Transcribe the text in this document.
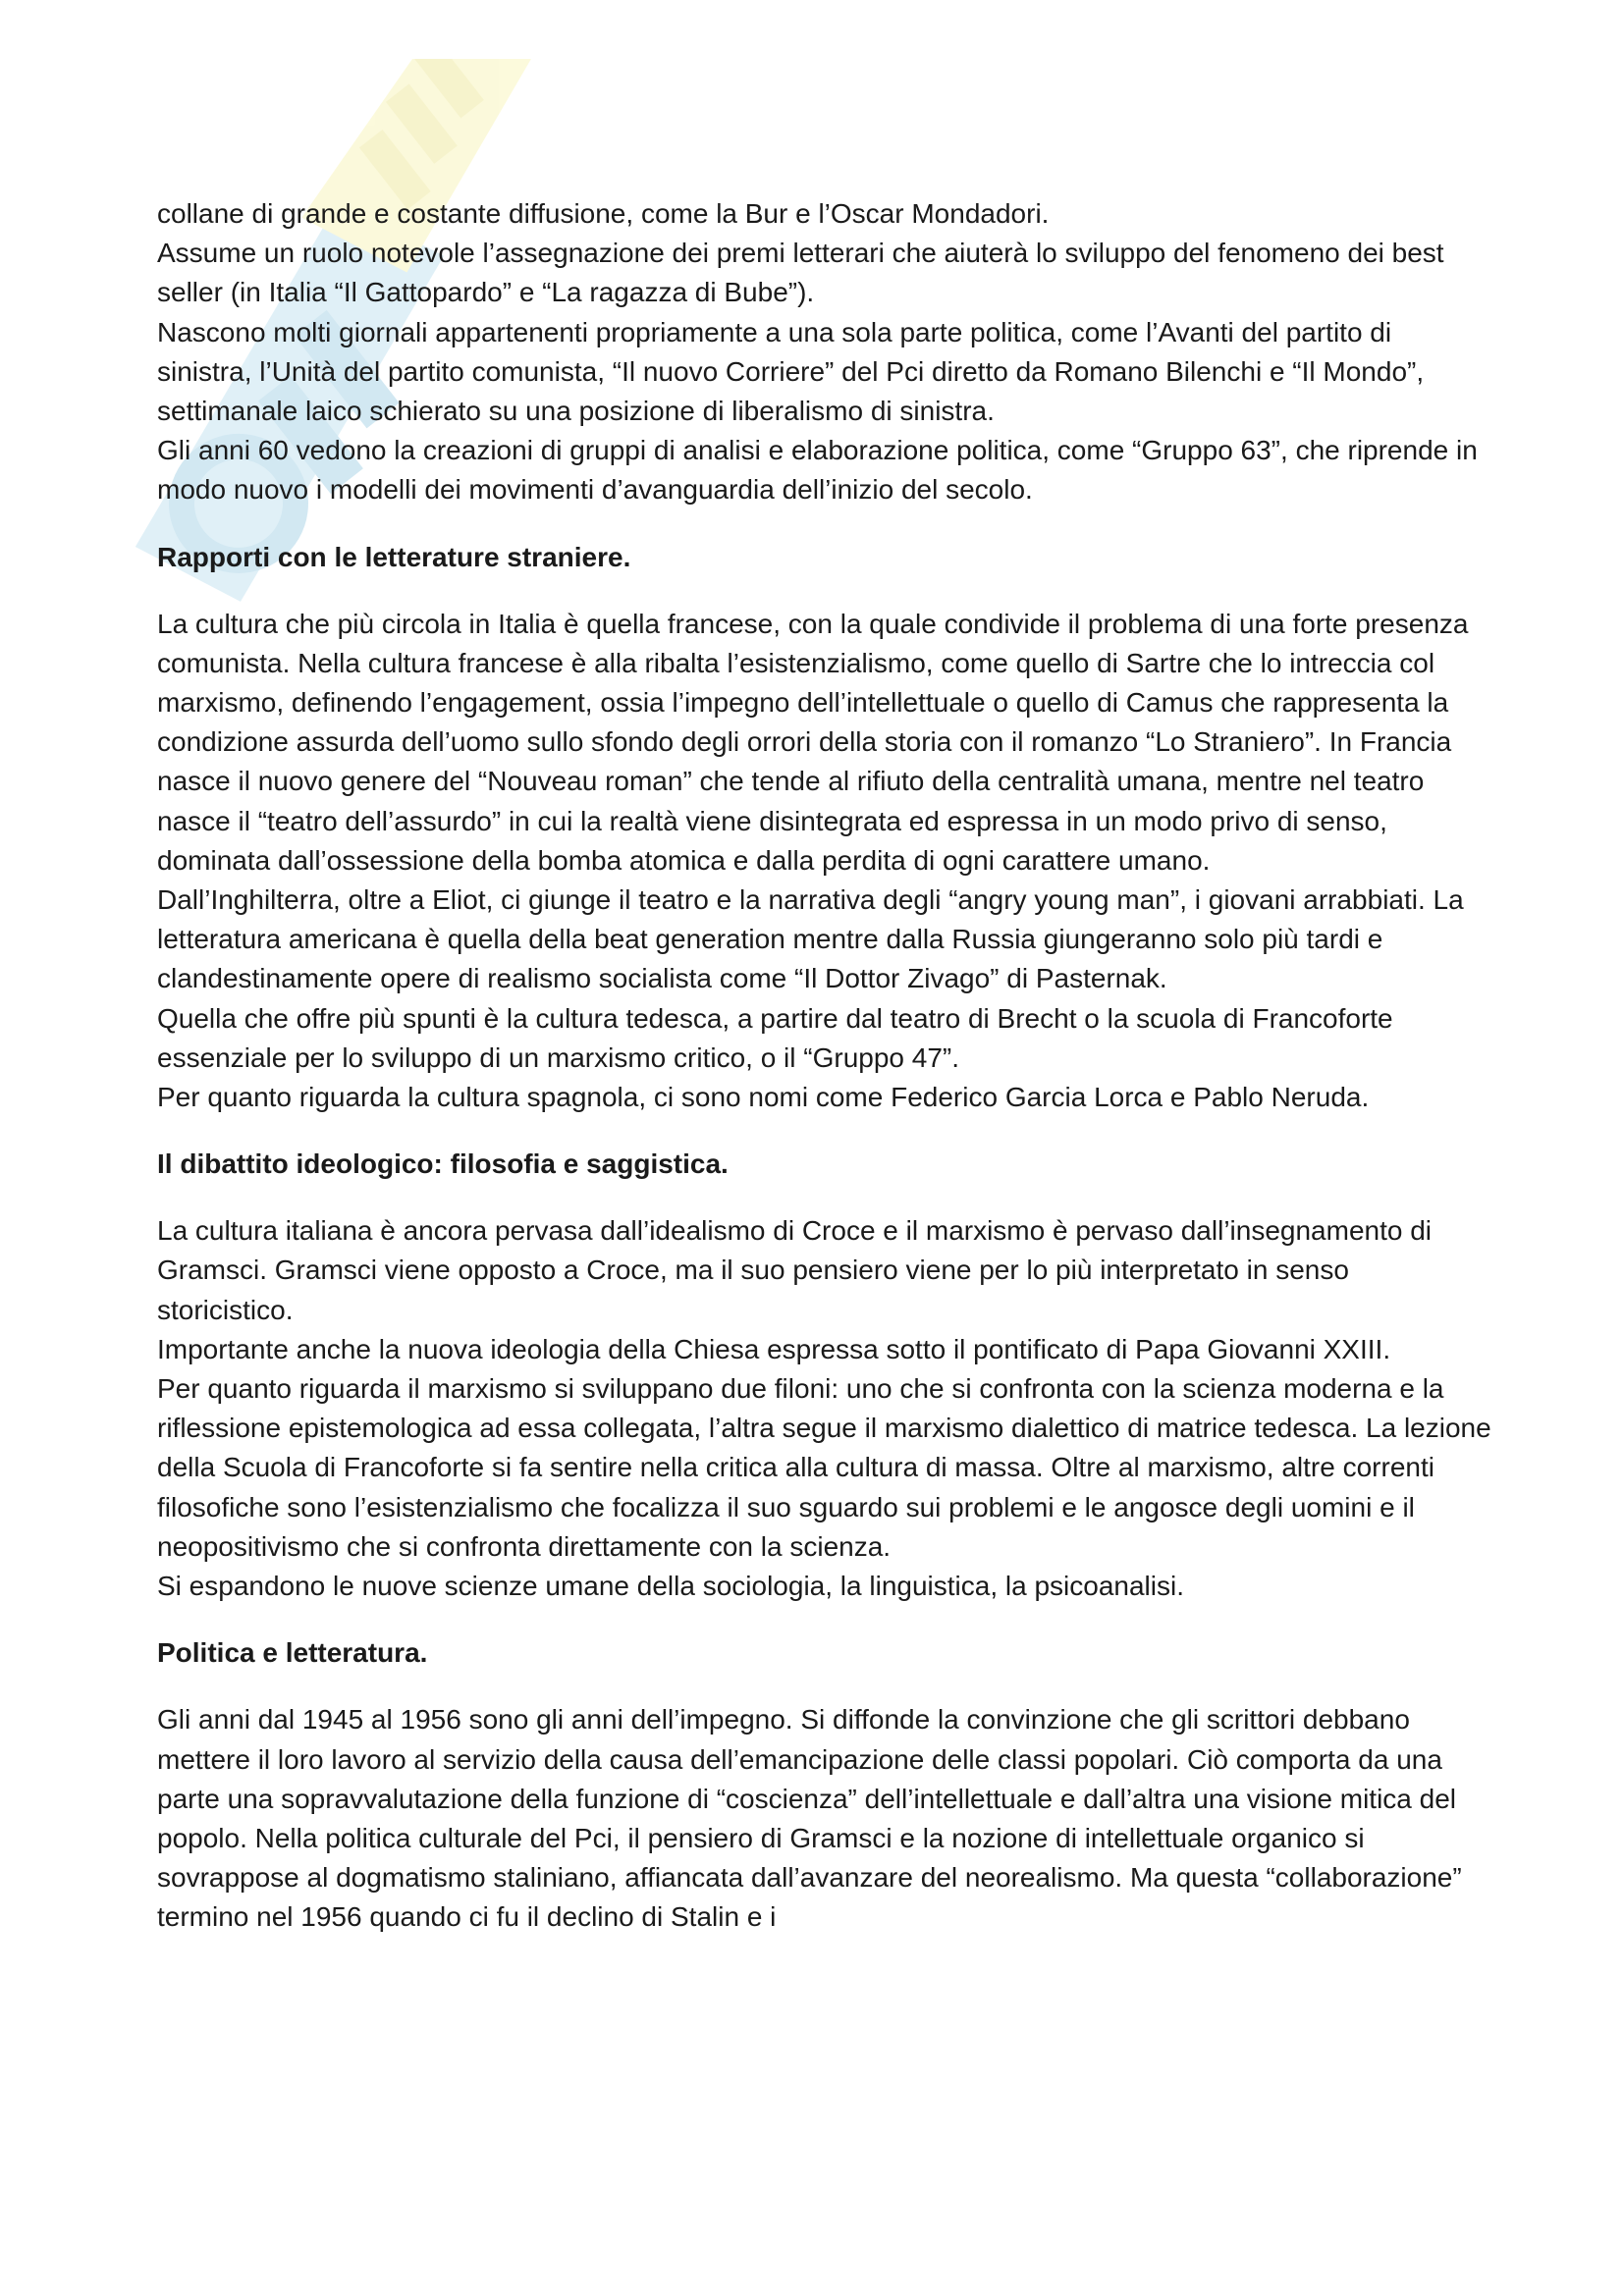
collane di grande e costante diffusione, come la Bur e l’Oscar Mondadori.

Assume un ruolo notevole l’assegnazione dei premi letterari che aiuterà lo sviluppo del fenomeno dei best seller (in Italia “Il Gattopardo” e “La ragazza di Bube”).

Nascono molti giornali appartenenti propriamente a una sola parte politica, come l’Avanti del partito di sinistra, l’Unità del partito comunista, “Il nuovo Corriere” del Pci diretto da Romano Bilenchi e “Il Mondo”, settimanale laico schierato su una posizione di liberalismo di sinistra.

Gli anni 60 vedono la creazioni di gruppi di analisi e elaborazione politica, come “Gruppo 63”, che riprende in modo nuovo i modelli dei movimenti d’avanguardia dell’inizio del secolo.

Rapporti con le letterature straniere.

La cultura che più circola in Italia è quella francese, con la quale condivide il problema di una forte presenza comunista. Nella cultura francese è alla ribalta l’esistenzialismo, come quello di Sartre che lo intreccia col marxismo, definendo l’engagement, ossia l’impegno dell’intellettuale o quello di Camus che rappresenta la condizione assurda dell’uomo sullo sfondo degli orrori della storia con il romanzo “Lo Straniero”. In Francia nasce il nuovo genere del “Nouveau roman” che tende al rifiuto della centralità umana, mentre nel teatro nasce il “teatro dell’assurdo” in cui la realtà viene disintegrata ed espressa in un modo privo di senso, dominata dall’ossessione della bomba atomica e dalla perdita di ogni carattere umano.

Dall’Inghilterra, oltre a Eliot, ci giunge il teatro e la narrativa degli “angry young man”, i giovani arrabbiati. La letteratura americana è quella della beat generation mentre dalla Russia giungeranno solo più tardi e clandestinamente opere di realismo socialista come “Il Dottor Zivago” di Pasternak.

Quella che offre più spunti è la cultura tedesca, a partire dal teatro di Brecht o la scuola di Francoforte essenziale per lo sviluppo di un marxismo critico, o il “Gruppo 47”.

Per quanto riguarda la cultura spagnola, ci sono nomi come Federico Garcia Lorca e Pablo Neruda.

Il dibattito ideologico: filosofia e saggistica.

La cultura italiana è ancora pervasa dall’idealismo di Croce e il marxismo è pervaso dall’insegnamento di Gramsci. Gramsci viene opposto a Croce, ma il suo pensiero viene per lo più interpretato in senso storicistico.

Importante anche la nuova ideologia della Chiesa espressa sotto il pontificato di Papa Giovanni XXIII.

Per quanto riguarda il marxismo si sviluppano due filoni: uno che si confronta con la scienza moderna e la riflessione epistemologica ad essa collegata, l’altra segue il marxismo dialettico di matrice tedesca. La lezione della Scuola di Francoforte si fa sentire nella critica alla cultura di massa. Oltre al marxismo, altre correnti filosofiche sono l’esistenzialismo che focalizza il suo sguardo sui problemi e le angosce degli uomini e il neopositivismo che si confronta direttamente con la scienza.

Si espandono le nuove scienze umane della sociologia, la linguistica, la psicoanalisi.

Politica e letteratura.

Gli anni dal 1945 al 1956 sono gli anni dell’impegno. Si diffonde la convinzione che gli scrittori debbano mettere il loro lavoro al servizio della causa dell’emancipazione delle classi popolari. Ciò comporta da una parte una sopravvalutazione della funzione di “coscienza” dell’intellettuale e dall’altra una visione mitica del popolo. Nella politica culturale del Pci, il pensiero di Gramsci e la nozione di intellettuale organico si sovrappose al dogmatismo staliniano, affiancata dall’avanzare del neorealismo. Ma questa “collaborazione” termino nel 1956 quando ci fu il declino di Stalin e i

■ **Goal**
Repeat the records above exactly, leaving out the pictures.

■ **Result for this exercise**
Transcribe the text in this document.
collane di grande e costante diffusione, come la Bur e l’Oscar Mondadori.

Assume un ruolo notevole l’assegnazione dei premi letterari che aiuterà lo sviluppo del fenomeno dei best seller (in Italia “Il Gattopardo” e “La ragazza di Bube”).

Nascono molti giornali appartenenti propriamente a una sola parte politica, come l’Avanti del partito di sinistra, l’Unità del partito comunista, “Il nuovo Corriere” del Pci diretto da Romano Bilenchi e “Il Mondo”, settimanale laico schierato su una posizione di liberalismo di sinistra.

Gli anni 60 vedono la creazioni di gruppi di analisi e elaborazione politica, come “Gruppo 63”, che riprende in modo nuovo i modelli dei movimenti d’avanguardia dell’inizio del secolo.

Rapporti con le letterature straniere.

La cultura che più circola in Italia è quella francese, con la quale condivide il problema di una forte presenza comunista. Nella cultura francese è alla ribalta l’esistenzialismo, come quello di Sartre che lo intreccia col marxismo, definendo l’engagement, ossia l’impegno dell’intellettuale o quello di Camus che rappresenta la condizione assurda dell’uomo sullo sfondo degli orrori della storia con il romanzo “Lo Straniero”. In Francia nasce il nuovo genere del “Nouveau roman” che tende al rifiuto della centralità umana, mentre nel teatro nasce il “teatro dell’assurdo” in cui la realtà viene disintegrata ed espressa in un modo privo di senso, dominata dall’ossessione della bomba atomica e dalla perdita di ogni carattere umano.

Dall’Inghilterra, oltre a Eliot, ci giunge il teatro e la narrativa degli “angry young man”, i giovani arrabbiati. La letteratura americana è quella della beat generation mentre dalla Russia giungeranno solo più tardi e clandestinamente opere di realismo socialista come “Il Dottor Zivago” di Pasternak.

Quella che offre più spunti è la cultura tedesca, a partire dal teatro di Brecht o la scuola di Francoforte essenziale per lo sviluppo di un marxismo critico, o il “Gruppo 47”.

Per quanto riguarda la cultura spagnola, ci sono nomi come Federico Garcia Lorca e Pablo Neruda.

Il dibattito ideologico: filosofia e saggistica.

La cultura italiana è ancora pervasa dall’idealismo di Croce e il marxismo è pervaso dall’insegnamento di Gramsci. Gramsci viene opposto a Croce, ma il suo pensiero viene per lo più interpretato in senso storicistico.

Importante anche la nuova ideologia della Chiesa espressa sotto il pontificato di Papa Giovanni XXIII.

Per quanto riguarda il marxismo si sviluppano due filoni: uno che si confronta con la scienza moderna e la riflessione epistemologica ad essa collegata, l’altra segue il marxismo dialettico di matrice tedesca. La lezione della Scuola di Francoforte si fa sentire nella critica alla cultura di massa. Oltre al marxismo, altre correnti filosofiche sono l’esistenzialismo che focalizza il suo sguardo sui problemi e le angosce degli uomini e il neopositivismo che si confronta direttamente con la scienza.

Si espandono le nuove scienze umane della sociologia, la linguistica, la psicoanalisi.

Politica e letteratura.

Gli anni dal 1945 al 1956 sono gli anni dell’impegno. Si diffonde la convinzione che gli scrittori debbano mettere il loro lavoro al servizio della causa dell’emancipazione delle classi popolari. Ciò comporta da una parte una sopravvalutazione della funzione di “coscienza” dell’intellettuale e dall’altra una visione mitica del popolo. Nella politica culturale del Pci, il pensiero di Gramsci e la nozione di intellettuale organico si sovrappose al dogmatismo staliniano, affiancata dall’avanzare del neorealismo. Ma questa “collaborazione” termino nel 1956 quando ci fu il declino di Stalin e i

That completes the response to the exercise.